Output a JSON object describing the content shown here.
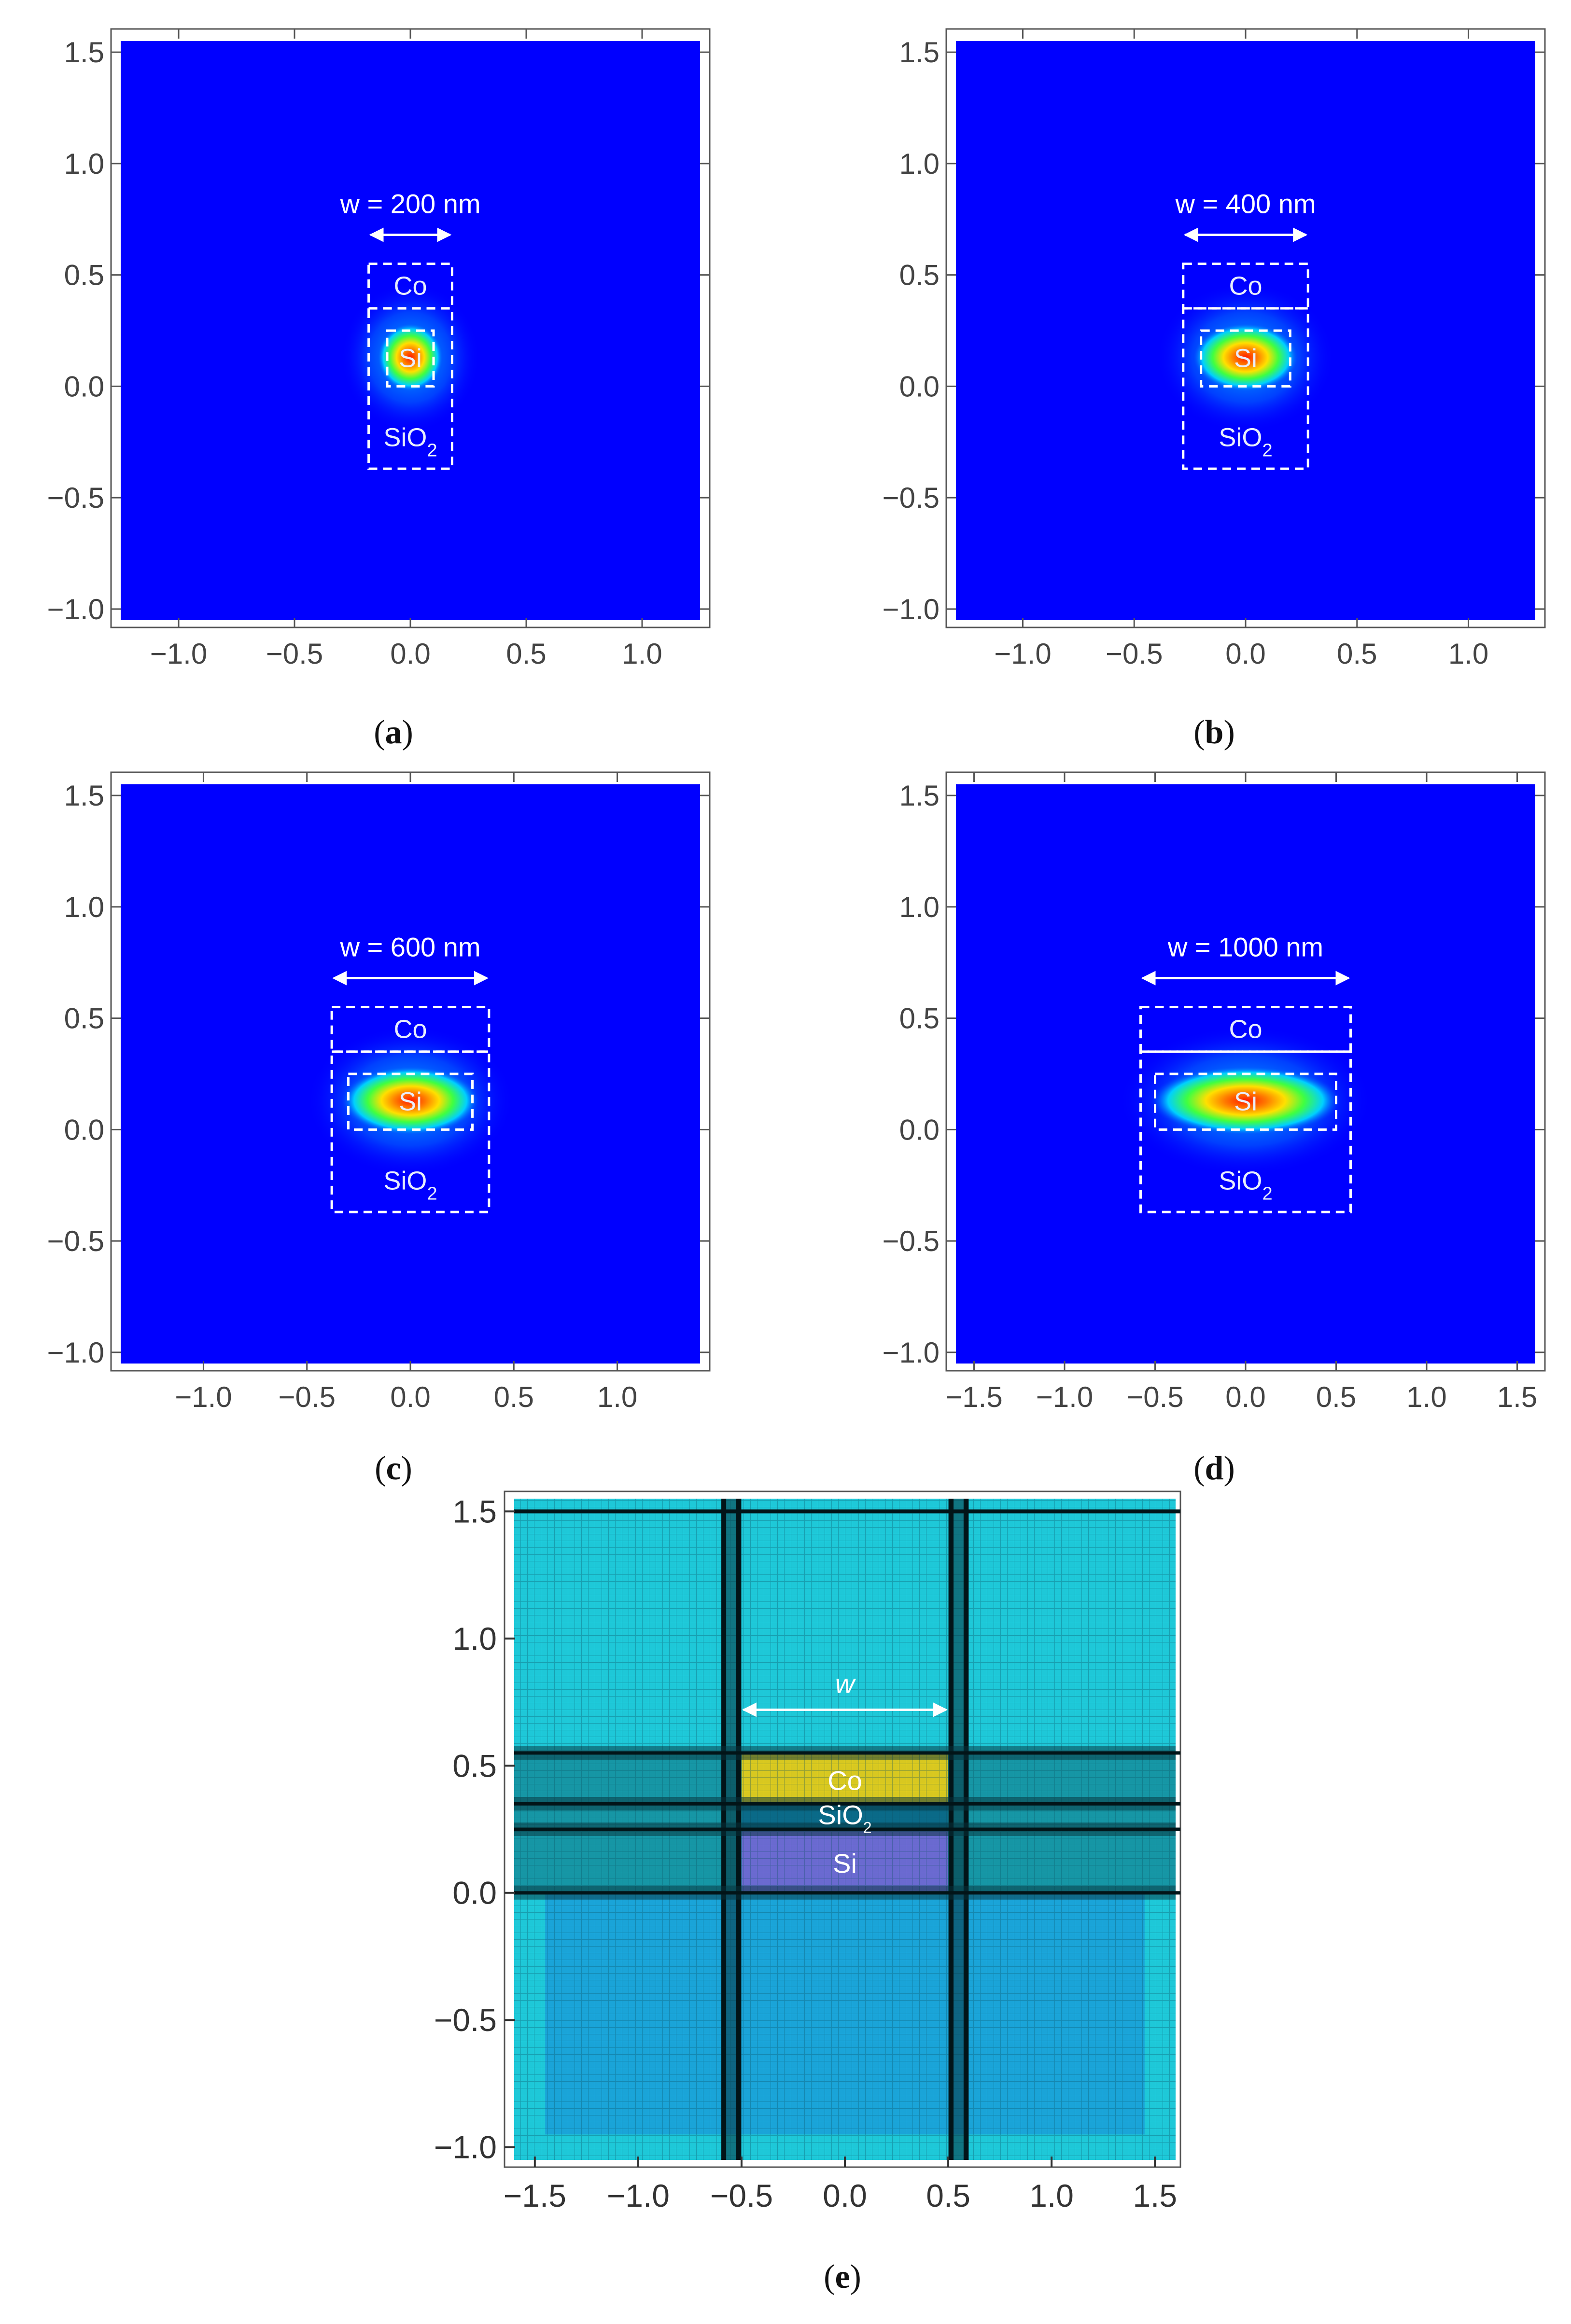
{
  "panels": [
    {
      "caption": "a",
      "width_label": "w = 200 nm",
      "width_um": 0.2,
      "xlim": [
        -1.25,
        1.25
      ],
      "xticks": [
        "-1.0",
        "-0.5",
        "0.0",
        "0.5",
        "1.0"
      ],
      "ylim": [
        -1.05,
        1.55
      ],
      "yticks": [
        "1.5",
        "1.0",
        "0.5",
        "0.0",
        "-0.5",
        "-1.0"
      ]
    },
    {
      "caption": "b",
      "width_label": "w = 400 nm",
      "width_um": 0.4,
      "xlim": [
        -1.3,
        1.3
      ],
      "xticks": [
        "-1.0",
        "-0.5",
        "0.0",
        "0.5",
        "1.0"
      ],
      "ylim": [
        -1.05,
        1.55
      ],
      "yticks": [
        "1.5",
        "1.0",
        "0.5",
        "0.0",
        "-0.5",
        "-1.0"
      ]
    },
    {
      "caption": "c",
      "width_label": "w = 600 nm",
      "width_um": 0.6,
      "xlim": [
        -1.4,
        1.4
      ],
      "xticks": [
        "-1.0",
        "-0.5",
        "0.0",
        "0.5",
        "1.0"
      ],
      "ylim": [
        -1.05,
        1.55
      ],
      "yticks": [
        "1.5",
        "1.0",
        "0.5",
        "0.0",
        "-0.5",
        "-1.0"
      ]
    },
    {
      "caption": "d",
      "width_label": "w = 1000 nm",
      "width_um": 1.0,
      "xlim": [
        -1.6,
        1.6
      ],
      "xticks": [
        "-1.5",
        "-1.0",
        "-0.5",
        "0.0",
        "0.5",
        "1.0",
        "1.5"
      ],
      "ylim": [
        -1.05,
        1.55
      ],
      "yticks": [
        "1.5",
        "1.0",
        "0.5",
        "0.0",
        "-0.5",
        "-1.0"
      ]
    }
  ],
  "materials": {
    "top": "Co",
    "core": "Si",
    "cladding": "SiO2"
  },
  "layers_um": {
    "si_bottom": 0.0,
    "si_top": 0.25,
    "sio2_top": 0.35,
    "co_top": 0.55,
    "sio2_bottom": -0.37
  },
  "mesh_panel": {
    "caption": "e",
    "width_label": "w",
    "xticks": [
      "-1.5",
      "-1.0",
      "-0.5",
      "0.0",
      "0.5",
      "1.0",
      "1.5"
    ],
    "yticks": [
      "1.5",
      "1.0",
      "0.5",
      "0.0",
      "-0.5",
      "-1.0"
    ],
    "labels": {
      "co": "Co",
      "sio2": "SiO",
      "sio2_sub": "2",
      "si": "Si"
    }
  },
  "colors": {
    "field_bg": "#0000ff",
    "field_peak": "#ff0000",
    "mesh_bg": "#1ec8d8",
    "co": "#d8c820",
    "si": "#6a6ad0",
    "sio2": "#0a6a88"
  }
}
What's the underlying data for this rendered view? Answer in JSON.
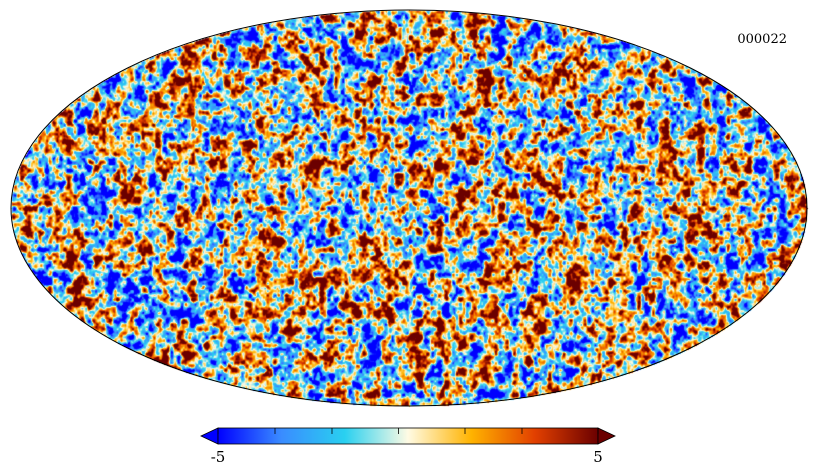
{
  "map": {
    "id_label": "000022",
    "projection": "mollweide",
    "colormap": "planck",
    "colors": [
      "#0000ff",
      "#3a8cff",
      "#29d0f0",
      "#fffbe4",
      "#ffb300",
      "#e24000",
      "#6b0000"
    ]
  },
  "colorbar": {
    "min": -5,
    "max": 5,
    "min_label": "-5",
    "max_label": "5",
    "tick_values": [
      -5,
      -3.5,
      -2,
      -0.25,
      1.5,
      3,
      5
    ],
    "extend": "both"
  }
}
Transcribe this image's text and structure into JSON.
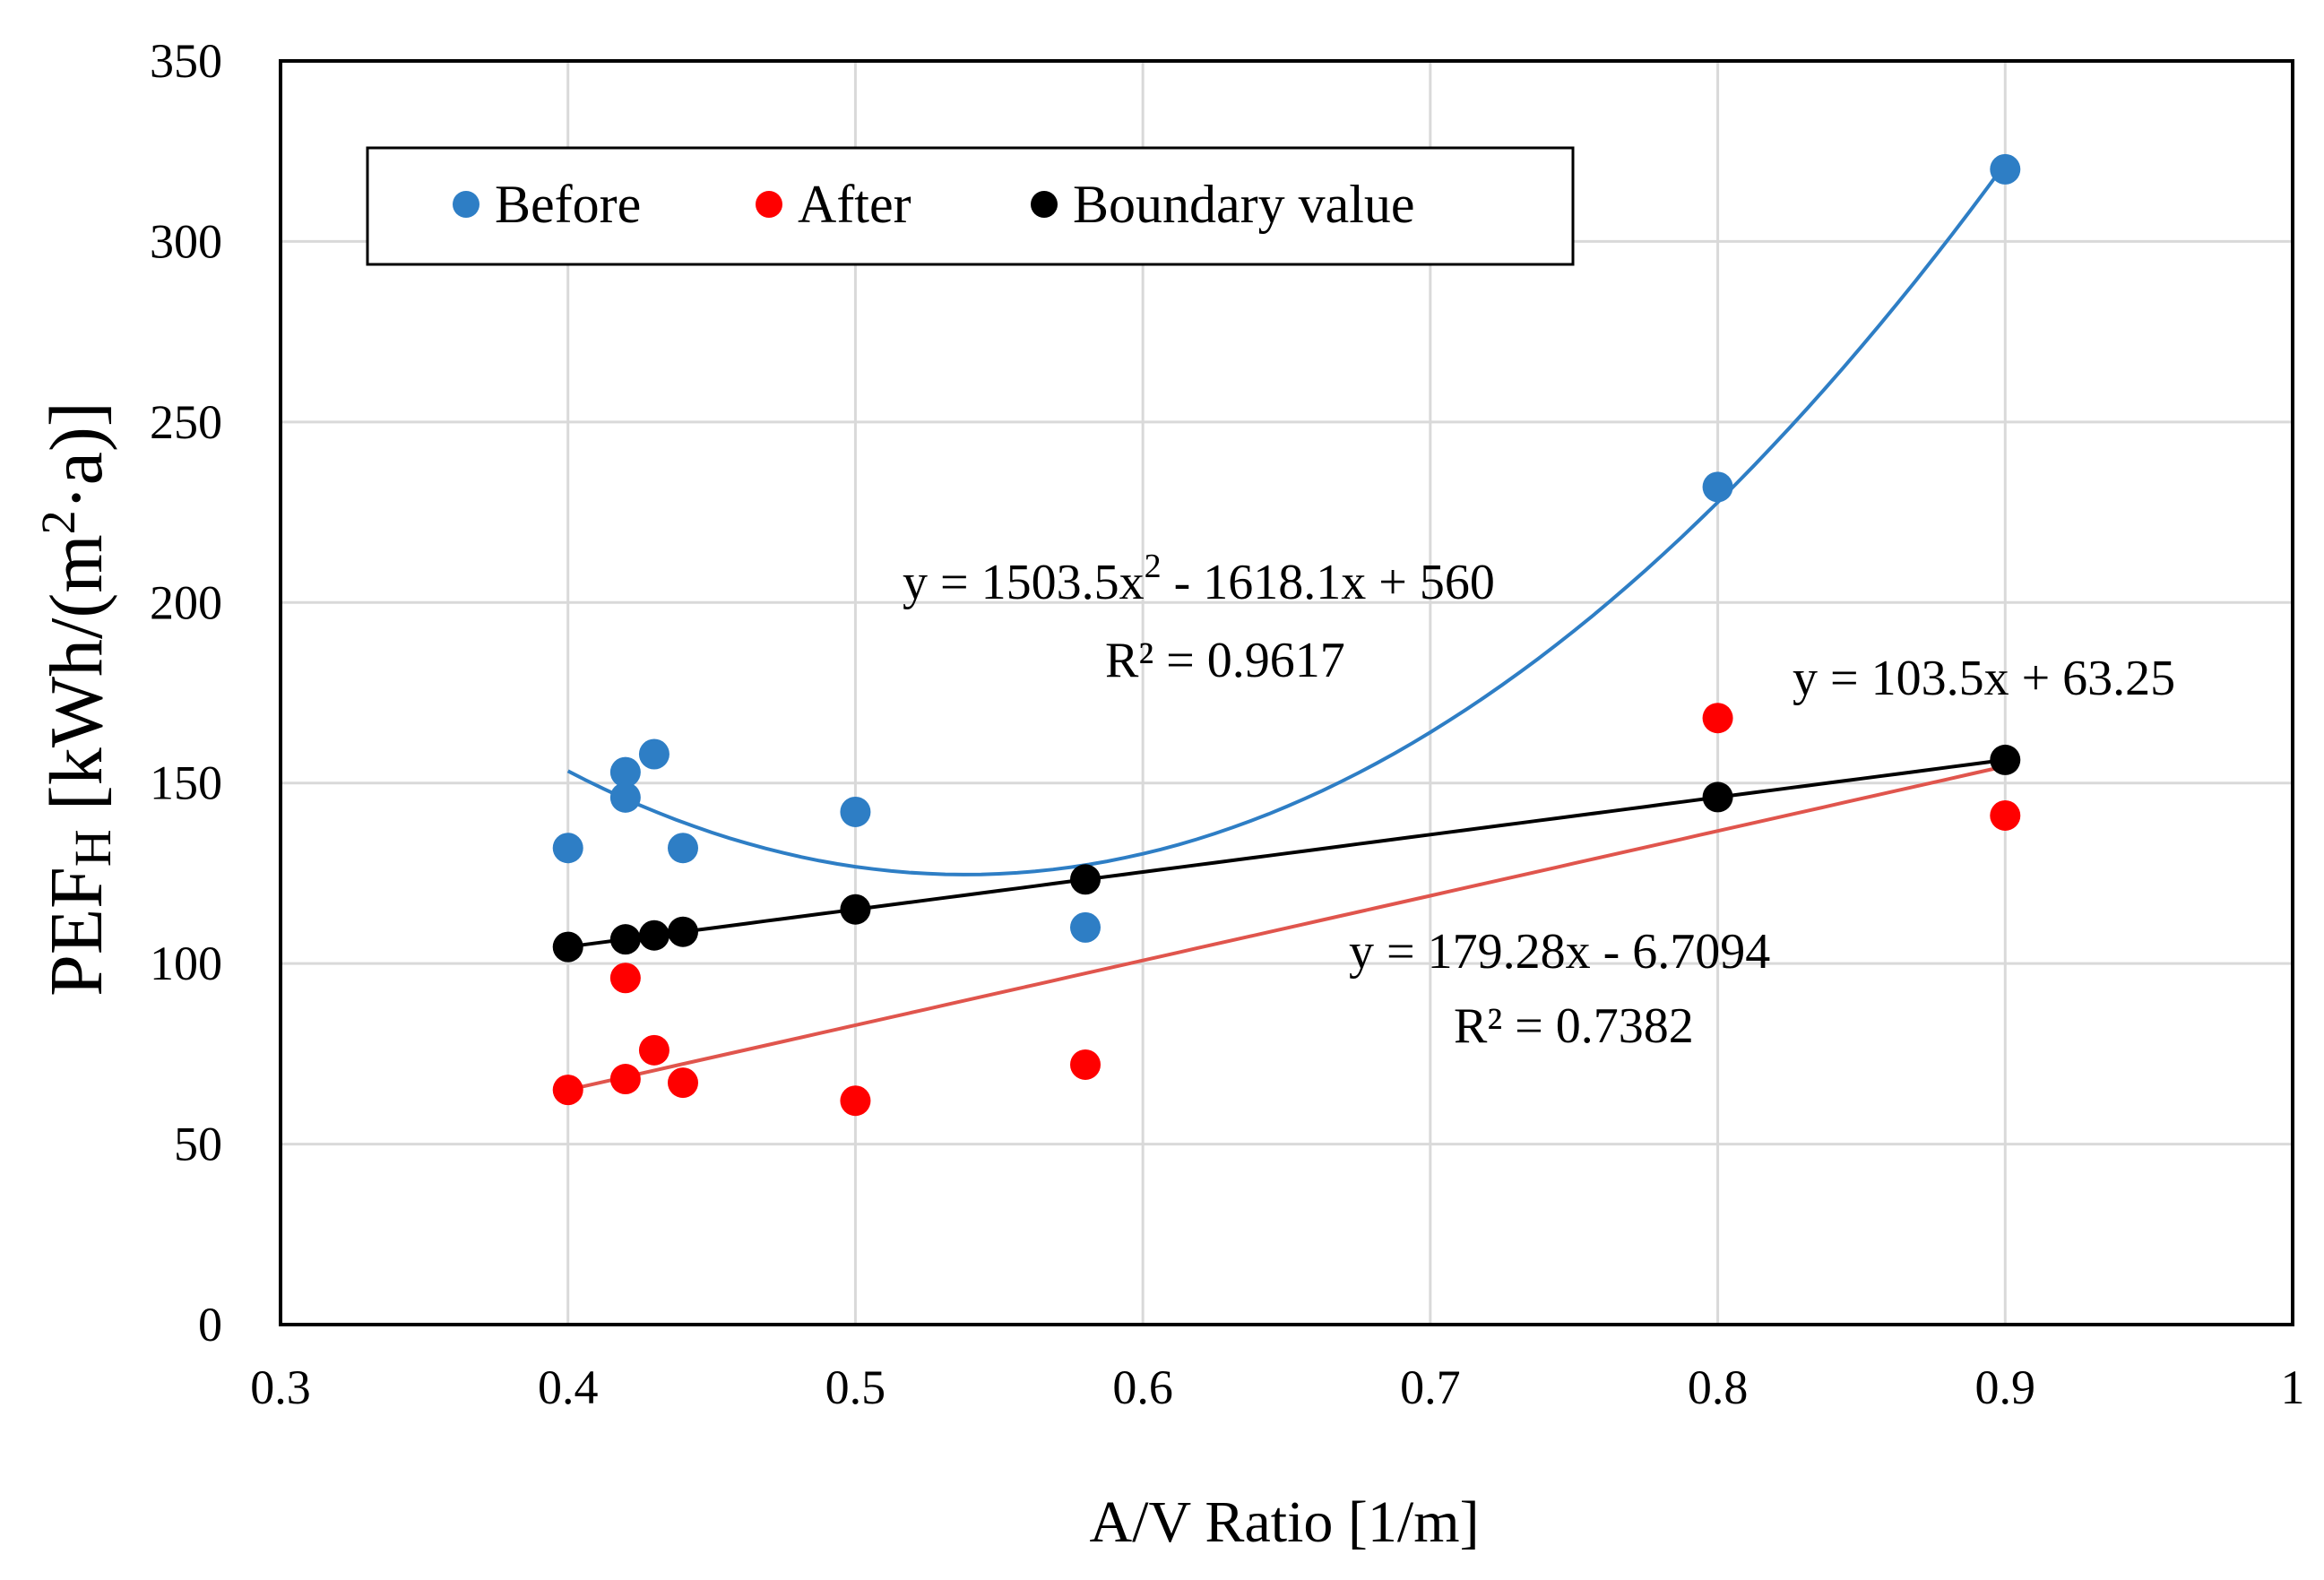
{
  "chart_data": {
    "type": "scatter",
    "xlabel": "A/V Ratio [1/m]",
    "ylabel": {
      "main": "PEF",
      "sub": "H",
      "unit_open": " [kWh/(m",
      "unit_sup": "2",
      "unit_close": "·a)]"
    },
    "xlim": [
      0.3,
      1.0
    ],
    "ylim": [
      0,
      350
    ],
    "x_ticks": [
      0.3,
      0.4,
      0.5,
      0.6,
      0.7,
      0.8,
      0.9,
      1.0
    ],
    "x_tick_labels": [
      "0.3",
      "0.4",
      "0.5",
      "0.6",
      "0.7",
      "0.8",
      "0.9",
      "1"
    ],
    "y_ticks": [
      0,
      50,
      100,
      150,
      200,
      250,
      300,
      350
    ],
    "y_tick_labels": [
      "0",
      "50",
      "100",
      "150",
      "200",
      "250",
      "300",
      "350"
    ],
    "grid": true,
    "legend_position": "top-left",
    "series": [
      {
        "name": "Before",
        "color": "#2E7EC5",
        "x": [
          0.4,
          0.42,
          0.42,
          0.43,
          0.44,
          0.5,
          0.58,
          0.8,
          0.9
        ],
        "y": [
          132,
          153,
          146,
          158,
          132,
          142,
          110,
          232,
          320
        ],
        "trendline": {
          "type": "poly2",
          "coef": [
            1503.5,
            -1618.1,
            560
          ],
          "x_range": [
            0.4,
            0.9
          ],
          "color": "#2E7EC5"
        }
      },
      {
        "name": "After",
        "color": "#FF0000",
        "x": [
          0.4,
          0.42,
          0.42,
          0.43,
          0.44,
          0.5,
          0.58,
          0.8,
          0.9
        ],
        "y": [
          65,
          96,
          68,
          76,
          67,
          62,
          72,
          168,
          141
        ],
        "trendline": {
          "type": "linear",
          "coef": [
            179.28,
            -6.7094
          ],
          "x_range": [
            0.4,
            0.9
          ],
          "color": "#E0554D"
        }
      },
      {
        "name": "Boundary value",
        "color": "#000000",
        "x": [
          0.4,
          0.42,
          0.43,
          0.44,
          0.5,
          0.58,
          0.8,
          0.9
        ],
        "y": [
          104.6,
          106.7,
          107.8,
          108.8,
          115.0,
          123.3,
          146.1,
          156.4
        ],
        "trendline": {
          "type": "linear",
          "coef": [
            103.5,
            63.25
          ],
          "x_range": [
            0.4,
            0.9
          ],
          "color": "#000000"
        }
      }
    ],
    "annotations": {
      "before_eq": {
        "a": "y = 1503.5x",
        "sup": "2",
        "b": " - 1618.1x + 560"
      },
      "before_r2": "R² = 0.9617",
      "boundary_eq": "y = 103.5x + 63.25",
      "after_eq": "y = 179.28x - 6.7094",
      "after_r2": "R² = 0.7382"
    }
  }
}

################

▸ **The task**
Only the number is wanted: count the lines of the records that hold the word "caption".

▸ **Written response**
5